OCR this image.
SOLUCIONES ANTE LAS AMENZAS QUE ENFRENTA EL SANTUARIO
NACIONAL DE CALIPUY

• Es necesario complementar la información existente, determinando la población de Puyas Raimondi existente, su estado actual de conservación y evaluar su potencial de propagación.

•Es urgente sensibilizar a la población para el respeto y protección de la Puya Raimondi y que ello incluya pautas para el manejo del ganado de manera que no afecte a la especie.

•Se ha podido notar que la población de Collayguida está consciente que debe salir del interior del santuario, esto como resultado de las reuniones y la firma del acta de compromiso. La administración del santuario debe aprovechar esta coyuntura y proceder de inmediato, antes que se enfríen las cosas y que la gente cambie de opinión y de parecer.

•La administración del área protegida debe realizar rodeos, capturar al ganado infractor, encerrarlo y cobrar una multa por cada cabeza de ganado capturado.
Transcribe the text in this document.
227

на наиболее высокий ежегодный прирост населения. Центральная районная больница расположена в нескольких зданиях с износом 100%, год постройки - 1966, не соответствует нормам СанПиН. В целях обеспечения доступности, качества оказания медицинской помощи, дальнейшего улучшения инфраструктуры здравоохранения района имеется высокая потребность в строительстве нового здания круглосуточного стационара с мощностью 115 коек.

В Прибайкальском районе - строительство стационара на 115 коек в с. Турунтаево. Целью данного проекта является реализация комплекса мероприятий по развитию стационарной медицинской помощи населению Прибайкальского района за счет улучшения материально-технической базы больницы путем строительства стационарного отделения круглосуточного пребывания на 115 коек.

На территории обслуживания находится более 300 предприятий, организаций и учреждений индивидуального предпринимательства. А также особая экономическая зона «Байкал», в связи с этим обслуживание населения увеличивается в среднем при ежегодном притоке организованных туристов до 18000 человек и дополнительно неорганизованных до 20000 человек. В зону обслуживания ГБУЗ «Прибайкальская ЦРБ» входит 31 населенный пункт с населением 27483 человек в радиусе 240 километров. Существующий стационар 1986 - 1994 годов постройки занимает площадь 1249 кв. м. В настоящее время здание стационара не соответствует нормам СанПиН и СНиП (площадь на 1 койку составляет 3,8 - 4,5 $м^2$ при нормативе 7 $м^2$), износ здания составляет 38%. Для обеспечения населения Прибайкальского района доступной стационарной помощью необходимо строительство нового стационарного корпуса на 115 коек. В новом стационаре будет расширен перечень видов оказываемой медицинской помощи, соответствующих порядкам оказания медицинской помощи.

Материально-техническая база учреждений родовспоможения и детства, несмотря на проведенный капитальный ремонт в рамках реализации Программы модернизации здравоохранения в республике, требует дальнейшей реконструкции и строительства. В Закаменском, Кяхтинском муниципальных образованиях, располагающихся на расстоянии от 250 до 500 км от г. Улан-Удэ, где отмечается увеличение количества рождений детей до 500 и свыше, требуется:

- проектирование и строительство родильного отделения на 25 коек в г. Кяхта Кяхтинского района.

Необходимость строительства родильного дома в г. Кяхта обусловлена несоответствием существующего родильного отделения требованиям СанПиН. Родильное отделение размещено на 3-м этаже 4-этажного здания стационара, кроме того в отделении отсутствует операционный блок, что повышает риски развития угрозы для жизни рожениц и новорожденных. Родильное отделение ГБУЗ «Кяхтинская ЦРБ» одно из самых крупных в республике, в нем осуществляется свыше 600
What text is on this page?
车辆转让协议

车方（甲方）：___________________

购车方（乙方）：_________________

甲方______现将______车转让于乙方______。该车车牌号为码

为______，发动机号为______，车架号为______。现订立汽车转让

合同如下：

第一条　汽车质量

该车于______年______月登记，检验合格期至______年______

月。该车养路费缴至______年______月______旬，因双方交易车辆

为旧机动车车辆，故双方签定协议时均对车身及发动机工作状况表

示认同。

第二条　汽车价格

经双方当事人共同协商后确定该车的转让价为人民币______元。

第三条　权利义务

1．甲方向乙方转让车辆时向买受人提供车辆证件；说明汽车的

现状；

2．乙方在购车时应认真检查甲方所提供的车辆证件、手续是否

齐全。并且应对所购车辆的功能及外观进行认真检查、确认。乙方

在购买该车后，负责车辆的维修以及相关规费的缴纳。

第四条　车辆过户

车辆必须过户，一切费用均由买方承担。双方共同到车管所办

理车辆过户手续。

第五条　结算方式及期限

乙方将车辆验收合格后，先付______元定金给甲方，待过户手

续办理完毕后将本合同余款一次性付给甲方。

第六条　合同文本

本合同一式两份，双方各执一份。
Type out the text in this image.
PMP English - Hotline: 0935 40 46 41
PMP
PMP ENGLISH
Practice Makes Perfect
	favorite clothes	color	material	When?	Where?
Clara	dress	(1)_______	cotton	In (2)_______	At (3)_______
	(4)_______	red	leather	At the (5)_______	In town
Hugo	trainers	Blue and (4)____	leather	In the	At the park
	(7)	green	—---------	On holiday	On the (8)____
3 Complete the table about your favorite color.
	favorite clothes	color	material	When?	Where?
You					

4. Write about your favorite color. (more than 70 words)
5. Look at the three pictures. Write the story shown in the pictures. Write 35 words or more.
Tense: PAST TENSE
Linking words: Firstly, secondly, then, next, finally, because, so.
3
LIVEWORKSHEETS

:::::

- [WHAT TO DO] Wherever the word "color" occurs in a line of the listing, copy that line.

- [EXERCISE RESPONSE]
	favorite clothes	color	material	When?	Where?
3 Complete the table about your favorite color.
	favorite clothes	color	material	When?	Where?
4. Write about your favorite color. (more than 70 words)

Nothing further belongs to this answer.